▸ GOAL OF THE EXERCISE: Collect every line of the listing below that contains the string "circle".

▸ EXTRACTED MATERIAL:
»»

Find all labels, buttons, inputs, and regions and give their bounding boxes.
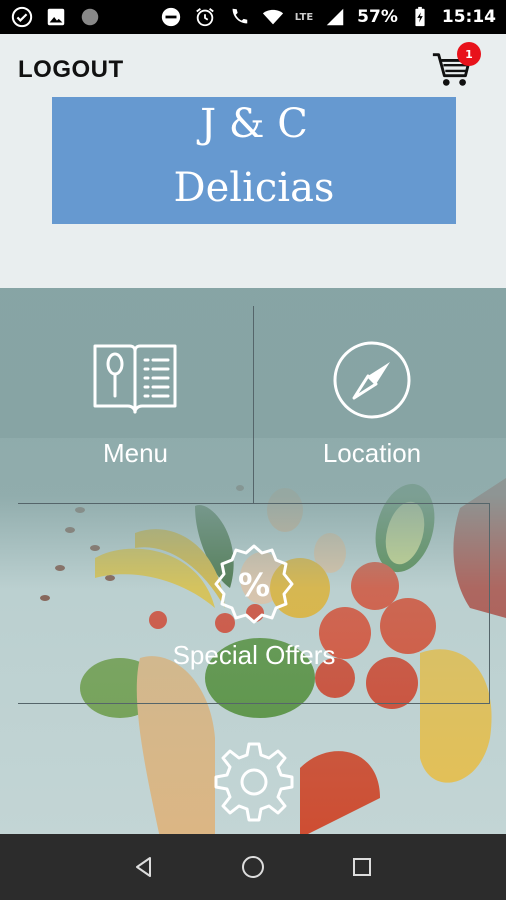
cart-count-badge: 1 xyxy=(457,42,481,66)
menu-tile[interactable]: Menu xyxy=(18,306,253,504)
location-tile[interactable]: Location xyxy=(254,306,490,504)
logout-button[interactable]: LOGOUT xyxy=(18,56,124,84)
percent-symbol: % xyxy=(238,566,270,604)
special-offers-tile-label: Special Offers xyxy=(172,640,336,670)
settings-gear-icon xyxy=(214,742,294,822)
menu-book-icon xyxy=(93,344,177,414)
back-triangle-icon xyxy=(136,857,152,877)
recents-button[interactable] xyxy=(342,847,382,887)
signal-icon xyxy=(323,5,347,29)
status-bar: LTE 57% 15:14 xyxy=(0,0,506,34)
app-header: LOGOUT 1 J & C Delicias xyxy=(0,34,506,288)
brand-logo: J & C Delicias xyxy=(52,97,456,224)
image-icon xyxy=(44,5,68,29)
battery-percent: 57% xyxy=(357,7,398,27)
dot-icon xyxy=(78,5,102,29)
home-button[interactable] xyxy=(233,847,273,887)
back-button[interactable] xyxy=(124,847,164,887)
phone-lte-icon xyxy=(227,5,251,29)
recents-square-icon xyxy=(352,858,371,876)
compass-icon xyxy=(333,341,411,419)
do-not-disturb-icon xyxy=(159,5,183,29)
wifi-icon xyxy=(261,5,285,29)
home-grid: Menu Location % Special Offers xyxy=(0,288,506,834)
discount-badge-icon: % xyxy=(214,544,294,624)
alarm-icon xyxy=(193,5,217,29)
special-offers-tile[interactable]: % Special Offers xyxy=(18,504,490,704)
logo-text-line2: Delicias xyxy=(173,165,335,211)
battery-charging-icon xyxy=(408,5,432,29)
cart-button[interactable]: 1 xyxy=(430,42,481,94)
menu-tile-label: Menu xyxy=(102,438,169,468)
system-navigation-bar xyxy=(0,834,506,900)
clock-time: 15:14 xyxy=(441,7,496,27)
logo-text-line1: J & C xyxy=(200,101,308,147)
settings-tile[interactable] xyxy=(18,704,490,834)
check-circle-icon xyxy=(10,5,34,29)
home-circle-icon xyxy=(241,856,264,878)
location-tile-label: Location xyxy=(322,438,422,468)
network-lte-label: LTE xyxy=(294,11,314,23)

««
»»

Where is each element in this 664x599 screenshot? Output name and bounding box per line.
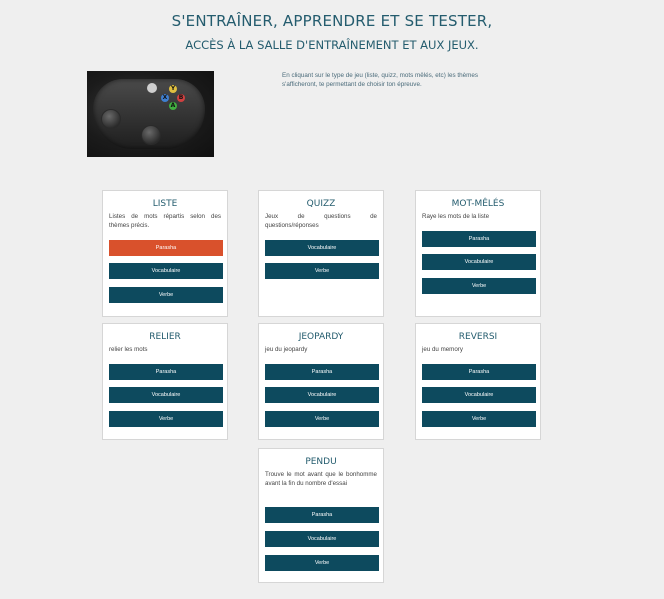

««
»»

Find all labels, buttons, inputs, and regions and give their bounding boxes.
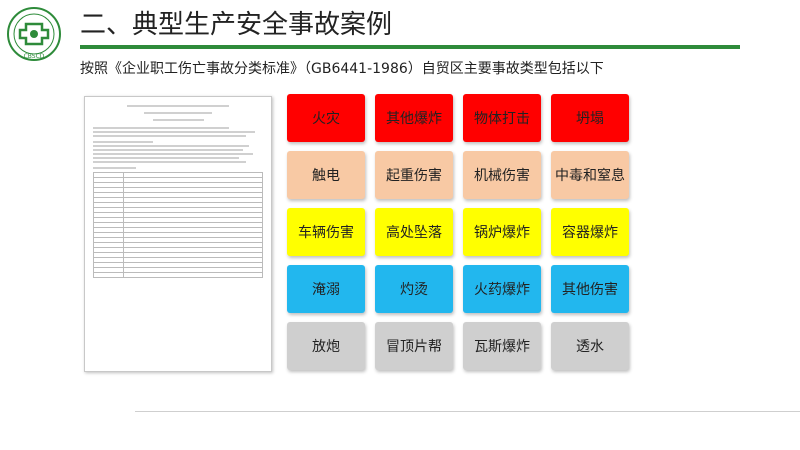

««

▸ SOLUTION TO THIS PROBLEM:
check-circle-icon xyxy=(10,5,34,29)
home-circle-icon xyxy=(241,856,264,878)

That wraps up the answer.